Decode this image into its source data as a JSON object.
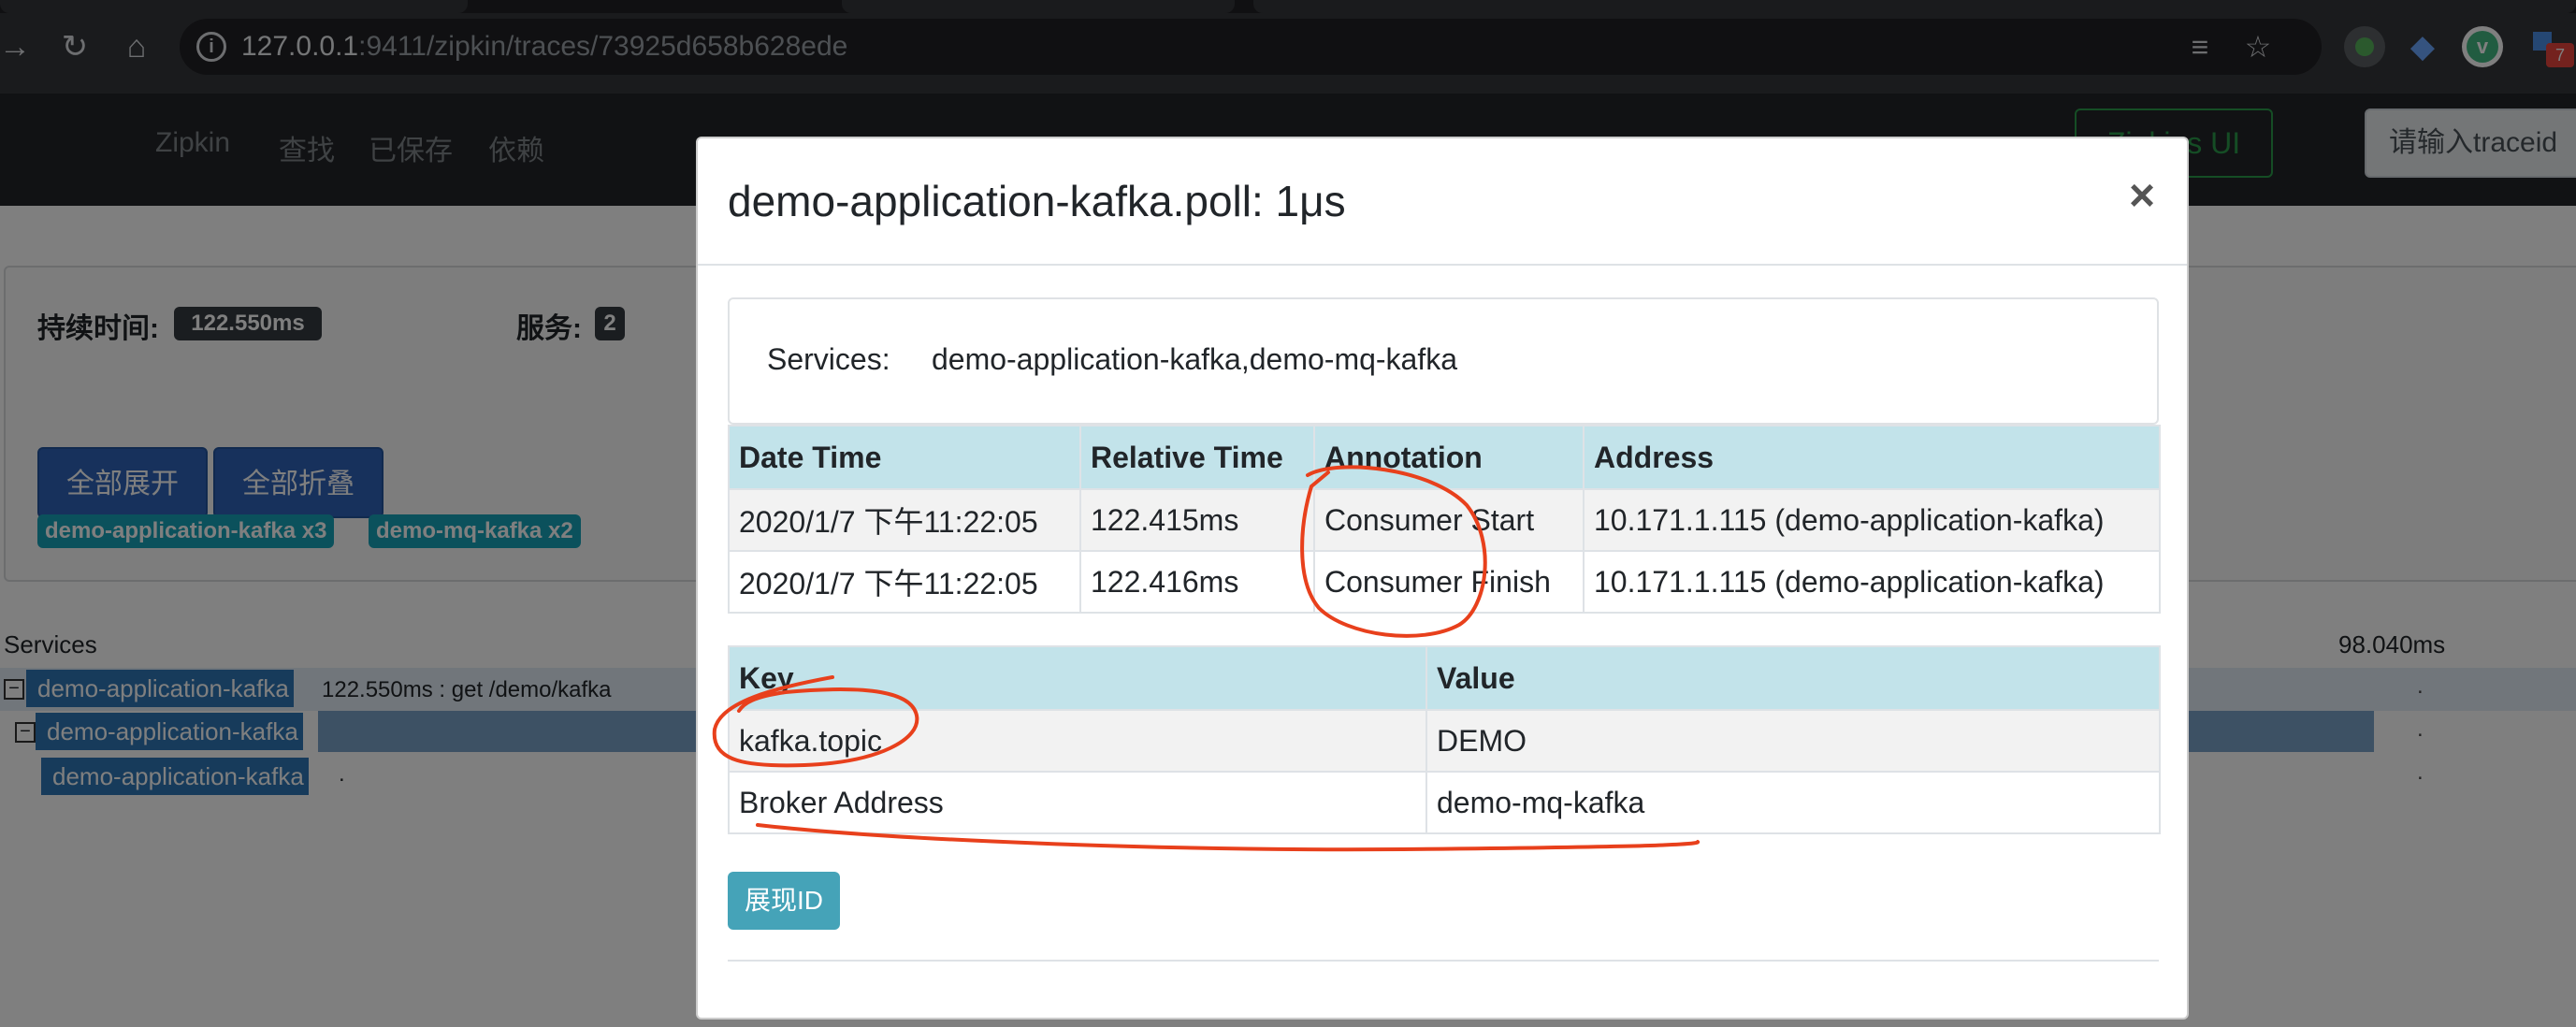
{
  "browser": {
    "url_host": "127.0.0.1",
    "url_rest": ":9411/zipkin/traces/73925d658b628ede",
    "ext_badge": "7"
  },
  "app": {
    "brand": "Zipkin",
    "nav_links": [
      "查找",
      "已保存",
      "依赖"
    ],
    "legacy_button": "Zipkins UI",
    "traceid_placeholder": "请输入traceid"
  },
  "summary": {
    "duration_label": "持续时间:",
    "duration_value": "122.550ms",
    "services_label": "服务:",
    "services_count": "2",
    "expand_all": "全部展开",
    "collapse_all": "全部折叠",
    "service_tags": [
      "demo-application-kafka x3",
      "demo-mq-kafka x2"
    ],
    "services_header": "Services",
    "timeline_label": "98.040ms",
    "spans": [
      {
        "toggle": "⊟",
        "name": "demo-application-kafka",
        "info": "122.550ms : get /demo/kafka",
        "dot": "."
      },
      {
        "toggle": "⊟",
        "name": "demo-application-kafka",
        "info": ".",
        "dot": "."
      },
      {
        "toggle": "",
        "name": "demo-application-kafka",
        "info": ".",
        "dot": "."
      }
    ]
  },
  "modal": {
    "title": "demo-application-kafka.poll: 1μs",
    "close": "×",
    "services_key": "Services:",
    "services_value": "demo-application-kafka,demo-mq-kafka",
    "annotation_headers": [
      "Date Time",
      "Relative Time",
      "Annotation",
      "Address"
    ],
    "annotations": [
      [
        "2020/1/7 下午11:22:05",
        "122.415ms",
        "Consumer Start",
        "10.171.1.115 (demo-application-kafka)"
      ],
      [
        "2020/1/7 下午11:22:05",
        "122.416ms",
        "Consumer Finish",
        "10.171.1.115 (demo-application-kafka)"
      ]
    ],
    "tag_headers": [
      "Key",
      "Value"
    ],
    "tags": [
      [
        "kafka.topic",
        "DEMO"
      ],
      [
        "Broker Address",
        "demo-mq-kafka"
      ]
    ],
    "show_id_button": "展现ID"
  },
  "colors": {
    "annotation_ink": "#e8401c",
    "table_header": "#c2e3ea",
    "primary_button": "#2e63b8",
    "info_tag": "#17a2b8"
  }
}
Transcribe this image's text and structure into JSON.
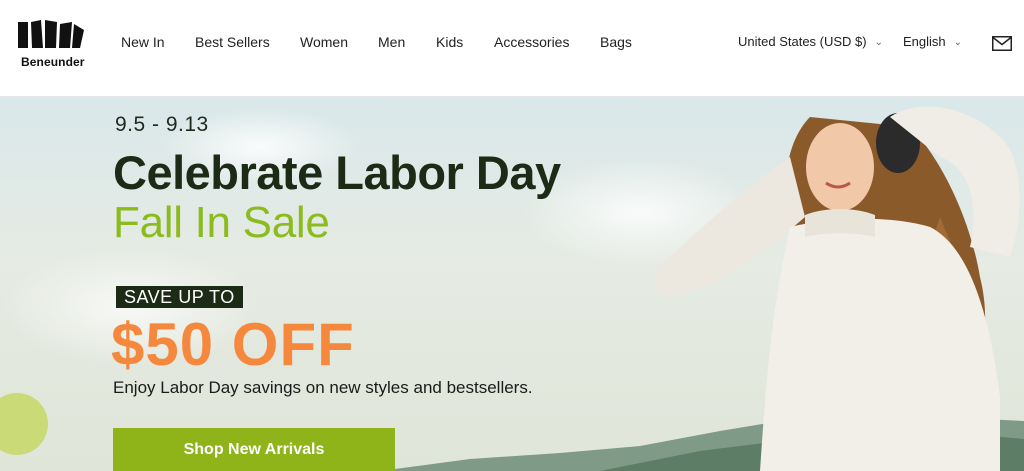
{
  "brand": {
    "name": "Beneunder"
  },
  "nav": {
    "items": [
      {
        "label": "New In"
      },
      {
        "label": "Best Sellers"
      },
      {
        "label": "Women"
      },
      {
        "label": "Men"
      },
      {
        "label": "Kids"
      },
      {
        "label": "Accessories"
      },
      {
        "label": "Bags"
      }
    ]
  },
  "utility": {
    "region": "United States (USD $)",
    "language": "English",
    "chevron": "⌄",
    "mail_icon": "mail-icon"
  },
  "hero": {
    "date_range": "9.5 - 9.13",
    "headline": "Celebrate Labor Day",
    "subline": "Fall In Sale",
    "badge": "SAVE UP TO",
    "offer": "$50 OFF",
    "description": "Enjoy Labor Day savings on new styles and bestsellers.",
    "cta": "Shop New Arrivals"
  },
  "colors": {
    "accent_green": "#8fb41a",
    "headline_dark": "#1c2b16",
    "offer_orange": "#f5883d",
    "subline_green": "#8bbb1d"
  }
}
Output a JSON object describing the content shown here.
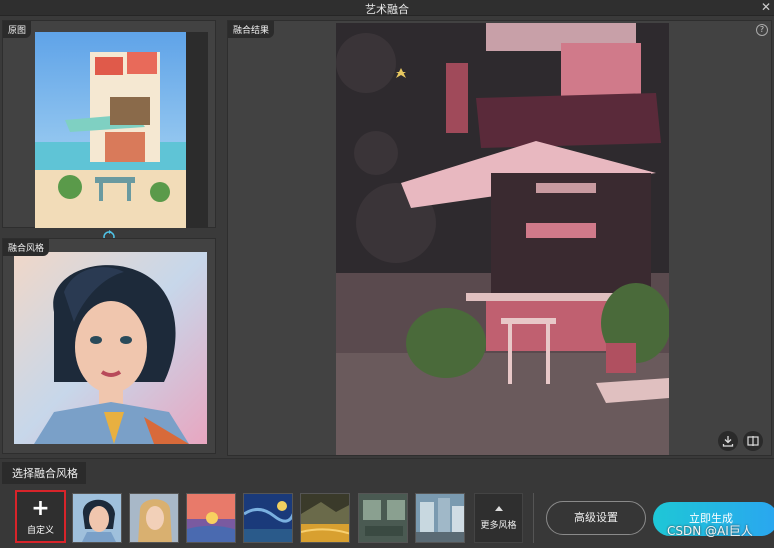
{
  "window": {
    "title": "艺术融合"
  },
  "original_panel": {
    "label": "原图"
  },
  "style_panel": {
    "label": "融合风格"
  },
  "result_panel": {
    "label": "融合结果",
    "help": "?"
  },
  "bottom": {
    "select_label": "选择融合风格",
    "custom_label": "自定义",
    "more_label": "更多风格",
    "advanced_label": "高级设置",
    "generate_label": "立即生成"
  },
  "thumbnails": [
    {
      "name": "portrait-woman-curly",
      "selected": true
    },
    {
      "name": "portrait-woman-blonde"
    },
    {
      "name": "sunset-landscape"
    },
    {
      "name": "starry-night"
    },
    {
      "name": "golden-river"
    },
    {
      "name": "interior-room"
    },
    {
      "name": "city-street"
    }
  ],
  "watermark": "CSDN @AI巨人",
  "colors": {
    "accent": "#27b5e6",
    "custom_border": "#d8242a"
  }
}
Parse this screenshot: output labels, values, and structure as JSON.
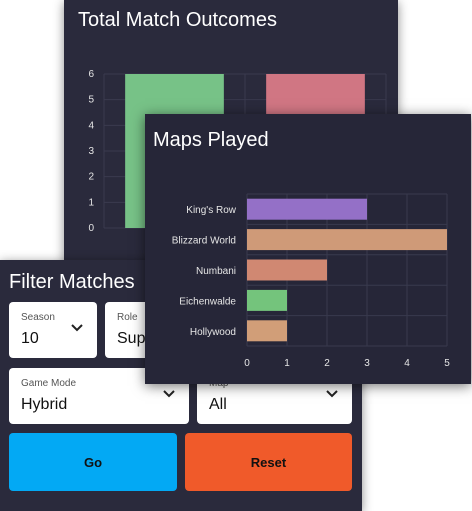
{
  "outcomes_card": {
    "title": "Total Match Outcomes",
    "chart_data": {
      "type": "bar",
      "title": "Total Match Outcomes",
      "categories": [
        "",
        ""
      ],
      "values": [
        6,
        6
      ],
      "colors": [
        "#77c287",
        "#d07683"
      ],
      "ylim": [
        0,
        6
      ],
      "yticks": [
        0,
        1,
        2,
        3,
        4,
        5,
        6
      ],
      "grid": true
    }
  },
  "maps_card": {
    "title": "Maps Played",
    "chart_data": {
      "type": "bar",
      "orientation": "horizontal",
      "title": "Maps Played",
      "categories": [
        "King's Row",
        "Blizzard World",
        "Numbani",
        "Eichenwalde",
        "Hollywood"
      ],
      "values": [
        3,
        5,
        2,
        1,
        1
      ],
      "colors": [
        "#9470c7",
        "#cf9a78",
        "#d08872",
        "#74c47c",
        "#d19e78"
      ],
      "xlim": [
        0,
        5
      ],
      "xticks": [
        0,
        1,
        2,
        3,
        4,
        5
      ],
      "grid": true
    }
  },
  "filter": {
    "title": "Filter Matches",
    "season": {
      "label": "Season",
      "value": "10"
    },
    "role": {
      "label": "Role",
      "value": "Sup"
    },
    "game_mode": {
      "label": "Game Mode",
      "value": "Hybrid"
    },
    "map": {
      "label": "Map",
      "value": "All"
    },
    "go_label": "Go",
    "reset_label": "Reset"
  }
}
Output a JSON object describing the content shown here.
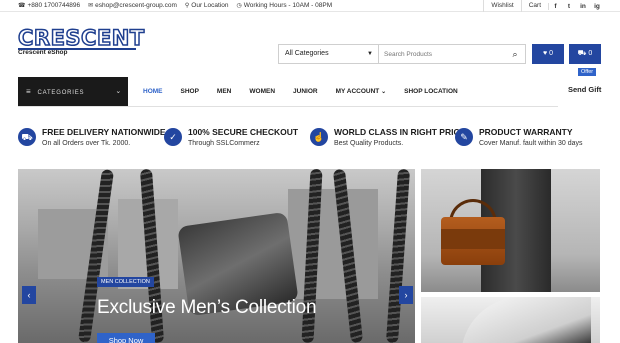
{
  "topbar": {
    "phone": "+880 1700744896",
    "email": "eshop@crescent-group.com",
    "location": "Our Location",
    "hours": "Working Hours - 10AM - 08PM",
    "wishlist": "Wishlist",
    "cart": "Cart",
    "social": [
      "f",
      "t",
      "in",
      "ig"
    ]
  },
  "logo": {
    "name": "CRESCENT",
    "sub": "Crescent eShop"
  },
  "search": {
    "category": "All Categories",
    "placeholder": "Search Products"
  },
  "header_buttons": {
    "wishlist_count": "0",
    "cart_count": "0"
  },
  "nav": {
    "categories_label": "CATEGORIES",
    "items": [
      "HOME",
      "SHOP",
      "MEN",
      "WOMEN",
      "JUNIOR",
      "MY ACCOUNT",
      "SHOP LOCATION"
    ],
    "offer_badge": "Offer",
    "send_gift": "Send Gift"
  },
  "features": [
    {
      "title": "FREE DELIVERY NATIONWIDE",
      "sub": "On all Orders over Tk. 2000.",
      "icon": "truck-icon"
    },
    {
      "title": "100% SECURE CHECKOUT",
      "sub": "Through SSLCommerz",
      "icon": "shield-check-icon"
    },
    {
      "title": "WORLD CLASS IN RIGHT PRICE",
      "sub": "Best Quality Products.",
      "icon": "thumbs-up-icon"
    },
    {
      "title": "PRODUCT WARRANTY",
      "sub": "Cover Manuf. fault within 30 days",
      "icon": "wrench-icon"
    }
  ],
  "hero": {
    "tag": "MEN COLLECTION",
    "title": "Exclusive Men’s Collection",
    "button": "Shop Now"
  },
  "colors": {
    "brand": "#2346a0",
    "accent": "#2f63c9",
    "category_bar": "#1a1a1a"
  }
}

- **WHAT THIS TASK INVOLVES**
Above are records with pictures; repeat the records exactly and leave the pictures out.

- **EXPECTED OUTPUT**
Decode this image into its source data as a JSON object.
{
  "browser": {
    "url_host": "127.0.0.1",
    "url_rest": ":9411/zipkin/traces/73925d658b628ede",
    "ext_badge": "7"
  },
  "app": {
    "brand": "Zipkin",
    "nav_links": [
      "查找",
      "已保存",
      "依赖"
    ],
    "legacy_button": "Zipkins UI",
    "traceid_placeholder": "请输入traceid"
  },
  "summary": {
    "duration_label": "持续时间:",
    "duration_value": "122.550ms",
    "services_label": "服务:",
    "services_count": "2",
    "expand_all": "全部展开",
    "collapse_all": "全部折叠",
    "service_tags": [
      "demo-application-kafka x3",
      "demo-mq-kafka x2"
    ],
    "services_header": "Services",
    "timeline_label": "98.040ms",
    "spans": [
      {
        "toggle": "⊟",
        "name": "demo-application-kafka",
        "info": "122.550ms : get /demo/kafka",
        "dot": "."
      },
      {
        "toggle": "⊟",
        "name": "demo-application-kafka",
        "info": ".",
        "dot": "."
      },
      {
        "toggle": "",
        "name": "demo-application-kafka",
        "info": ".",
        "dot": "."
      }
    ]
  },
  "modal": {
    "title": "demo-application-kafka.poll: 1μs",
    "close": "×",
    "services_key": "Services:",
    "services_value": "demo-application-kafka,demo-mq-kafka",
    "annotation_headers": [
      "Date Time",
      "Relative Time",
      "Annotation",
      "Address"
    ],
    "annotations": [
      [
        "2020/1/7 下午11:22:05",
        "122.415ms",
        "Consumer Start",
        "10.171.1.115 (demo-application-kafka)"
      ],
      [
        "2020/1/7 下午11:22:05",
        "122.416ms",
        "Consumer Finish",
        "10.171.1.115 (demo-application-kafka)"
      ]
    ],
    "tag_headers": [
      "Key",
      "Value"
    ],
    "tags": [
      [
        "kafka.topic",
        "DEMO"
      ],
      [
        "Broker Address",
        "demo-mq-kafka"
      ]
    ],
    "show_id_button": "展现ID"
  },
  "colors": {
    "annotation_ink": "#e8401c",
    "table_header": "#c2e3ea",
    "primary_button": "#2e63b8",
    "info_tag": "#17a2b8"
  }
}
Transcribe this image's text and structure into JSON.
{
  "brand": {
    "name": "Beneunder"
  },
  "nav": {
    "items": [
      {
        "label": "New In"
      },
      {
        "label": "Best Sellers"
      },
      {
        "label": "Women"
      },
      {
        "label": "Men"
      },
      {
        "label": "Kids"
      },
      {
        "label": "Accessories"
      },
      {
        "label": "Bags"
      }
    ]
  },
  "utility": {
    "region": "United States (USD $)",
    "language": "English",
    "chevron": "⌄",
    "mail_icon": "mail-icon"
  },
  "hero": {
    "date_range": "9.5 - 9.13",
    "headline": "Celebrate Labor Day",
    "subline": "Fall In Sale",
    "badge": "SAVE UP TO",
    "offer": "$50 OFF",
    "description": "Enjoy Labor Day savings on new styles and bestsellers.",
    "cta": "Shop New Arrivals"
  },
  "colors": {
    "accent_green": "#8fb41a",
    "headline_dark": "#1c2b16",
    "offer_orange": "#f5883d",
    "subline_green": "#8bbb1d"
  }
}
Output a JSON object describing the content shown here.
{
  "window": {
    "title": "艺术融合"
  },
  "original_panel": {
    "label": "原图"
  },
  "style_panel": {
    "label": "融合风格"
  },
  "result_panel": {
    "label": "融合结果",
    "help": "?"
  },
  "bottom": {
    "select_label": "选择融合风格",
    "custom_label": "自定义",
    "more_label": "更多风格",
    "advanced_label": "高级设置",
    "generate_label": "立即生成"
  },
  "thumbnails": [
    {
      "name": "portrait-woman-curly",
      "selected": true
    },
    {
      "name": "portrait-woman-blonde"
    },
    {
      "name": "sunset-landscape"
    },
    {
      "name": "starry-night"
    },
    {
      "name": "golden-river"
    },
    {
      "name": "interior-room"
    },
    {
      "name": "city-street"
    }
  ],
  "watermark": "CSDN @AI巨人",
  "colors": {
    "accent": "#27b5e6",
    "custom_border": "#d8242a"
  }
}
Parse this screenshot: output labels, values, and structure as JSON.
{
  "outcomes_card": {
    "title": "Total Match Outcomes",
    "chart_data": {
      "type": "bar",
      "title": "Total Match Outcomes",
      "categories": [
        "",
        ""
      ],
      "values": [
        6,
        6
      ],
      "colors": [
        "#77c287",
        "#d07683"
      ],
      "ylim": [
        0,
        6
      ],
      "yticks": [
        0,
        1,
        2,
        3,
        4,
        5,
        6
      ],
      "grid": true
    }
  },
  "maps_card": {
    "title": "Maps Played",
    "chart_data": {
      "type": "bar",
      "orientation": "horizontal",
      "title": "Maps Played",
      "categories": [
        "King's Row",
        "Blizzard World",
        "Numbani",
        "Eichenwalde",
        "Hollywood"
      ],
      "values": [
        3,
        5,
        2,
        1,
        1
      ],
      "colors": [
        "#9470c7",
        "#cf9a78",
        "#d08872",
        "#74c47c",
        "#d19e78"
      ],
      "xlim": [
        0,
        5
      ],
      "xticks": [
        0,
        1,
        2,
        3,
        4,
        5
      ],
      "grid": true
    }
  },
  "filter": {
    "title": "Filter Matches",
    "season": {
      "label": "Season",
      "value": "10"
    },
    "role": {
      "label": "Role",
      "value": "Sup"
    },
    "game_mode": {
      "label": "Game Mode",
      "value": "Hybrid"
    },
    "map": {
      "label": "Map",
      "value": "All"
    },
    "go_label": "Go",
    "reset_label": "Reset"
  }
}
Output a JSON object describing the content shown here.
{
  "topbar": {
    "phone": "+880 1700744896",
    "email": "eshop@crescent-group.com",
    "location": "Our Location",
    "hours": "Working Hours - 10AM - 08PM",
    "wishlist": "Wishlist",
    "cart": "Cart",
    "social": [
      "f",
      "t",
      "in",
      "ig"
    ]
  },
  "logo": {
    "name": "CRESCENT",
    "sub": "Crescent eShop"
  },
  "search": {
    "category": "All Categories",
    "placeholder": "Search Products"
  },
  "header_buttons": {
    "wishlist_count": "0",
    "cart_count": "0"
  },
  "nav": {
    "categories_label": "CATEGORIES",
    "items": [
      "HOME",
      "SHOP",
      "MEN",
      "WOMEN",
      "JUNIOR",
      "MY ACCOUNT",
      "SHOP LOCATION"
    ],
    "offer_badge": "Offer",
    "send_gift": "Send Gift"
  },
  "features": [
    {
      "title": "FREE DELIVERY NATIONWIDE",
      "sub": "On all Orders over Tk. 2000.",
      "icon": "truck-icon"
    },
    {
      "title": "100% SECURE CHECKOUT",
      "sub": "Through SSLCommerz",
      "icon": "shield-check-icon"
    },
    {
      "title": "WORLD CLASS IN RIGHT PRICE",
      "sub": "Best Quality Products.",
      "icon": "thumbs-up-icon"
    },
    {
      "title": "PRODUCT WARRANTY",
      "sub": "Cover Manuf. fault within 30 days",
      "icon": "wrench-icon"
    }
  ],
  "hero": {
    "tag": "MEN COLLECTION",
    "title": "Exclusive Men’s Collection",
    "button": "Shop Now"
  },
  "colors": {
    "brand": "#2346a0",
    "accent": "#2f63c9",
    "category_bar": "#1a1a1a"
  }
}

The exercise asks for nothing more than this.